___ Extracted records

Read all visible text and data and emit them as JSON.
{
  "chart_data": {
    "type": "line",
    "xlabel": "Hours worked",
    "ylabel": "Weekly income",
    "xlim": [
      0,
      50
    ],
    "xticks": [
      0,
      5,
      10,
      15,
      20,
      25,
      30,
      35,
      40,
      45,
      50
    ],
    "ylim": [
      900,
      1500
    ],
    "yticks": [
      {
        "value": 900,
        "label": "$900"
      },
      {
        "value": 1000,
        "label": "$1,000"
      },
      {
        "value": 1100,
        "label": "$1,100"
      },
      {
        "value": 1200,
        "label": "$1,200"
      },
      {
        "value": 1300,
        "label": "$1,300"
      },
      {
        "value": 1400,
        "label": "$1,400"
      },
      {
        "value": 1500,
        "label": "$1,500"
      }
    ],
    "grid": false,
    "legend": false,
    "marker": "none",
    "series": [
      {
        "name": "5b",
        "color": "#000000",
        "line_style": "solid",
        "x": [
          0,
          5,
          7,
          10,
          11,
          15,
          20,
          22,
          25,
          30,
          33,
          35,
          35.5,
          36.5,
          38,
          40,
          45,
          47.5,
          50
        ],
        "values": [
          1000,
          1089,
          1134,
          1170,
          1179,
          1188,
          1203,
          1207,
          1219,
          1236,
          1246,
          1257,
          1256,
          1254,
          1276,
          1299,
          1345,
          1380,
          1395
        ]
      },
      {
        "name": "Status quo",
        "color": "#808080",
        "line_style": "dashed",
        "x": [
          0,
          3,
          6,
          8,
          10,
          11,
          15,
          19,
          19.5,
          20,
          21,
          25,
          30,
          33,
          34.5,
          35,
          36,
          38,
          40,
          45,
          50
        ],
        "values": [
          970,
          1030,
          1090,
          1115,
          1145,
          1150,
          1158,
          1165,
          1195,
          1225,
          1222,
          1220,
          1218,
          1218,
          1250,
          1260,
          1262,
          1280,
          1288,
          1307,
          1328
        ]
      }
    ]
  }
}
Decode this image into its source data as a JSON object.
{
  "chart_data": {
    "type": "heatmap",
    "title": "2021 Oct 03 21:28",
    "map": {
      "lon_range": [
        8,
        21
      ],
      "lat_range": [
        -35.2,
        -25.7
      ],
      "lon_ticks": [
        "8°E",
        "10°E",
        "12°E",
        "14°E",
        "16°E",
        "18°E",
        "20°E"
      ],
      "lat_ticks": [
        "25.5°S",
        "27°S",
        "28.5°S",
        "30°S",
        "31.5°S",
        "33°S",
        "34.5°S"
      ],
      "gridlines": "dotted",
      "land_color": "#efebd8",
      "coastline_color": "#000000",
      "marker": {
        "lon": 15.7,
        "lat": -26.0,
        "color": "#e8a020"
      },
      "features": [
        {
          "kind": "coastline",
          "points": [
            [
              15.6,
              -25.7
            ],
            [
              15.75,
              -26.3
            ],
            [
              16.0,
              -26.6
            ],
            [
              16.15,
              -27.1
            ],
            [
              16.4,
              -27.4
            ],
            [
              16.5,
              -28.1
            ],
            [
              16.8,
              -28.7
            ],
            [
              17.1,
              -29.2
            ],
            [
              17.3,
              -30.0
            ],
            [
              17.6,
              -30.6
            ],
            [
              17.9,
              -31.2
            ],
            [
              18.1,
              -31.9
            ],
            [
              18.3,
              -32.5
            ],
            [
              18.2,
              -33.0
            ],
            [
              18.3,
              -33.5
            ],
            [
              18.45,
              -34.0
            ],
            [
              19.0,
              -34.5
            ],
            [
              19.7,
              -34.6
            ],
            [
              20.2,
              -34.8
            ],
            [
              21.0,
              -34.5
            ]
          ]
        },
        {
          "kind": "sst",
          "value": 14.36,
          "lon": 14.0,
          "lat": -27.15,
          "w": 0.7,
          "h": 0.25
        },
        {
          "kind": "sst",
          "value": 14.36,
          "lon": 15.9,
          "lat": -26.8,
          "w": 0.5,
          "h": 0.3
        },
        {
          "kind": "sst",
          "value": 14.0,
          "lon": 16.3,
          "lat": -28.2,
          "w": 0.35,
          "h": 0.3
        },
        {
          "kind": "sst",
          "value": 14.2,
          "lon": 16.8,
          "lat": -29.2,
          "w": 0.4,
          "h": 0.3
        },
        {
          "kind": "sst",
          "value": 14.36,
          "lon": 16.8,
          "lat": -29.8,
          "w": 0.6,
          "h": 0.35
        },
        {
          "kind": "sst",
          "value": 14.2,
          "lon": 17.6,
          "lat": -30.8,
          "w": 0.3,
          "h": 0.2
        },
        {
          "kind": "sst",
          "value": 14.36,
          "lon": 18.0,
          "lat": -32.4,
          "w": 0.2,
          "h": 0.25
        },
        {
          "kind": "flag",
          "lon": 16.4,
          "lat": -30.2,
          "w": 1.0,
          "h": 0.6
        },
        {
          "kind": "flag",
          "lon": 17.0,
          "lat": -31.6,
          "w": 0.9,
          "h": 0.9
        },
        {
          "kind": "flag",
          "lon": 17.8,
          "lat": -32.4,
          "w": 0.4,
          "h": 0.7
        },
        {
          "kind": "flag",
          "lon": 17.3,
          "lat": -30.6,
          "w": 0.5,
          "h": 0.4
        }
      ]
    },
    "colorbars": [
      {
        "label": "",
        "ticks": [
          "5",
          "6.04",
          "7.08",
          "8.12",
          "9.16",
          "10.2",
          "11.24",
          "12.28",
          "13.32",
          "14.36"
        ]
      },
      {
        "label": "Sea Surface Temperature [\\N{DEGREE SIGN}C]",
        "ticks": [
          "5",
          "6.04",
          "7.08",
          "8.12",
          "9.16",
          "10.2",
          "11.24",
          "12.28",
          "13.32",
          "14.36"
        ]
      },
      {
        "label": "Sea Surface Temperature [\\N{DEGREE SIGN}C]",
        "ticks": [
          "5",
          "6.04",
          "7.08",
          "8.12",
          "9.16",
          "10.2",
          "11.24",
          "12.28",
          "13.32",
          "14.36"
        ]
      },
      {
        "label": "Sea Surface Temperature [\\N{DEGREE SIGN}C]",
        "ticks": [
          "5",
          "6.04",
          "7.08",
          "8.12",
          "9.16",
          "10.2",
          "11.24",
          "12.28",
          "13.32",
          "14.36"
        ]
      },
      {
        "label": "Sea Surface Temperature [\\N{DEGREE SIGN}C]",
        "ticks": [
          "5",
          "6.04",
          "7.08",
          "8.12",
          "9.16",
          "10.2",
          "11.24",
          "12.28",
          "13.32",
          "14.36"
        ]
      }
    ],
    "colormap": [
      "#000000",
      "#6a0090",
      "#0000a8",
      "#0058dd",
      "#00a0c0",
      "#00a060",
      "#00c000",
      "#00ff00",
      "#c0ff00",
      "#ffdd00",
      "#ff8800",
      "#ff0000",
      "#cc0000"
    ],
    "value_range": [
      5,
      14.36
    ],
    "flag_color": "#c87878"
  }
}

______

### Exercise details
Copy out all of the records above with nothing altered.

### Result
Read all visible text and data and emit them as JSON.
{
  "chart_data": {
    "type": "line",
    "xlabel": "Hours worked",
    "ylabel": "Weekly income",
    "xlim": [
      0,
      50
    ],
    "xticks": [
      0,
      5,
      10,
      15,
      20,
      25,
      30,
      35,
      40,
      45,
      50
    ],
    "ylim": [
      900,
      1500
    ],
    "yticks": [
      {
        "value": 900,
        "label": "$900"
      },
      {
        "value": 1000,
        "label": "$1,000"
      },
      {
        "value": 1100,
        "label": "$1,100"
      },
      {
        "value": 1200,
        "label": "$1,200"
      },
      {
        "value": 1300,
        "label": "$1,300"
      },
      {
        "value": 1400,
        "label": "$1,400"
      },
      {
        "value": 1500,
        "label": "$1,500"
      }
    ],
    "grid": false,
    "legend": false,
    "marker": "none",
    "series": [
      {
        "name": "5b",
        "color": "#000000",
        "line_style": "solid",
        "x": [
          0,
          5,
          7,
          10,
          11,
          15,
          20,
          22,
          25,
          30,
          33,
          35,
          35.5,
          36.5,
          38,
          40,
          45,
          47.5,
          50
        ],
        "values": [
          1000,
          1089,
          1134,
          1170,
          1179,
          1188,
          1203,
          1207,
          1219,
          1236,
          1246,
          1257,
          1256,
          1254,
          1276,
          1299,
          1345,
          1380,
          1395
        ]
      },
      {
        "name": "Status quo",
        "color": "#808080",
        "line_style": "dashed",
        "x": [
          0,
          3,
          6,
          8,
          10,
          11,
          15,
          19,
          19.5,
          20,
          21,
          25,
          30,
          33,
          34.5,
          35,
          36,
          38,
          40,
          45,
          50
        ],
        "values": [
          970,
          1030,
          1090,
          1115,
          1145,
          1150,
          1158,
          1165,
          1195,
          1225,
          1222,
          1220,
          1218,
          1218,
          1250,
          1260,
          1262,
          1280,
          1288,
          1307,
          1328
        ]
      }
    ]
  }
}
Decode this image into its source data as a JSON object.
{
  "chart_data": {
    "type": "heatmap",
    "title": "2021 Oct 03 21:28",
    "map": {
      "lon_range": [
        8,
        21
      ],
      "lat_range": [
        -35.2,
        -25.7
      ],
      "lon_ticks": [
        "8°E",
        "10°E",
        "12°E",
        "14°E",
        "16°E",
        "18°E",
        "20°E"
      ],
      "lat_ticks": [
        "25.5°S",
        "27°S",
        "28.5°S",
        "30°S",
        "31.5°S",
        "33°S",
        "34.5°S"
      ],
      "gridlines": "dotted",
      "land_color": "#efebd8",
      "coastline_color": "#000000",
      "marker": {
        "lon": 15.7,
        "lat": -26.0,
        "color": "#e8a020"
      },
      "features": [
        {
          "kind": "coastline",
          "points": [
            [
              15.6,
              -25.7
            ],
            [
              15.75,
              -26.3
            ],
            [
              16.0,
              -26.6
            ],
            [
              16.15,
              -27.1
            ],
            [
              16.4,
              -27.4
            ],
            [
              16.5,
              -28.1
            ],
            [
              16.8,
              -28.7
            ],
            [
              17.1,
              -29.2
            ],
            [
              17.3,
              -30.0
            ],
            [
              17.6,
              -30.6
            ],
            [
              17.9,
              -31.2
            ],
            [
              18.1,
              -31.9
            ],
            [
              18.3,
              -32.5
            ],
            [
              18.2,
              -33.0
            ],
            [
              18.3,
              -33.5
            ],
            [
              18.45,
              -34.0
            ],
            [
              19.0,
              -34.5
            ],
            [
              19.7,
              -34.6
            ],
            [
              20.2,
              -34.8
            ],
            [
              21.0,
              -34.5
            ]
          ]
        },
        {
          "kind": "sst",
          "value": 14.36,
          "lon": 14.0,
          "lat": -27.15,
          "w": 0.7,
          "h": 0.25
        },
        {
          "kind": "sst",
          "value": 14.36,
          "lon": 15.9,
          "lat": -26.8,
          "w": 0.5,
          "h": 0.3
        },
        {
          "kind": "sst",
          "value": 14.0,
          "lon": 16.3,
          "lat": -28.2,
          "w": 0.35,
          "h": 0.3
        },
        {
          "kind": "sst",
          "value": 14.2,
          "lon": 16.8,
          "lat": -29.2,
          "w": 0.4,
          "h": 0.3
        },
        {
          "kind": "sst",
          "value": 14.36,
          "lon": 16.8,
          "lat": -29.8,
          "w": 0.6,
          "h": 0.35
        },
        {
          "kind": "sst",
          "value": 14.2,
          "lon": 17.6,
          "lat": -30.8,
          "w": 0.3,
          "h": 0.2
        },
        {
          "kind": "sst",
          "value": 14.36,
          "lon": 18.0,
          "lat": -32.4,
          "w": 0.2,
          "h": 0.25
        },
        {
          "kind": "flag",
          "lon": 16.4,
          "lat": -30.2,
          "w": 1.0,
          "h": 0.6
        },
        {
          "kind": "flag",
          "lon": 17.0,
          "lat": -31.6,
          "w": 0.9,
          "h": 0.9
        },
        {
          "kind": "flag",
          "lon": 17.8,
          "lat": -32.4,
          "w": 0.4,
          "h": 0.7
        },
        {
          "kind": "flag",
          "lon": 17.3,
          "lat": -30.6,
          "w": 0.5,
          "h": 0.4
        }
      ]
    },
    "colorbars": [
      {
        "label": "",
        "ticks": [
          "5",
          "6.04",
          "7.08",
          "8.12",
          "9.16",
          "10.2",
          "11.24",
          "12.28",
          "13.32",
          "14.36"
        ]
      },
      {
        "label": "Sea Surface Temperature [\\N{DEGREE SIGN}C]",
        "ticks": [
          "5",
          "6.04",
          "7.08",
          "8.12",
          "9.16",
          "10.2",
          "11.24",
          "12.28",
          "13.32",
          "14.36"
        ]
      },
      {
        "label": "Sea Surface Temperature [\\N{DEGREE SIGN}C]",
        "ticks": [
          "5",
          "6.04",
          "7.08",
          "8.12",
          "9.16",
          "10.2",
          "11.24",
          "12.28",
          "13.32",
          "14.36"
        ]
      },
      {
        "label": "Sea Surface Temperature [\\N{DEGREE SIGN}C]",
        "ticks": [
          "5",
          "6.04",
          "7.08",
          "8.12",
          "9.16",
          "10.2",
          "11.24",
          "12.28",
          "13.32",
          "14.36"
        ]
      },
      {
        "label": "Sea Surface Temperature [\\N{DEGREE SIGN}C]",
        "ticks": [
          "5",
          "6.04",
          "7.08",
          "8.12",
          "9.16",
          "10.2",
          "11.24",
          "12.28",
          "13.32",
          "14.36"
        ]
      }
    ],
    "colormap": [
      "#000000",
      "#6a0090",
      "#0000a8",
      "#0058dd",
      "#00a0c0",
      "#00a060",
      "#00c000",
      "#00ff00",
      "#c0ff00",
      "#ffdd00",
      "#ff8800",
      "#ff0000",
      "#cc0000"
    ],
    "value_range": [
      5,
      14.36
    ],
    "flag_color": "#c87878"
  }
}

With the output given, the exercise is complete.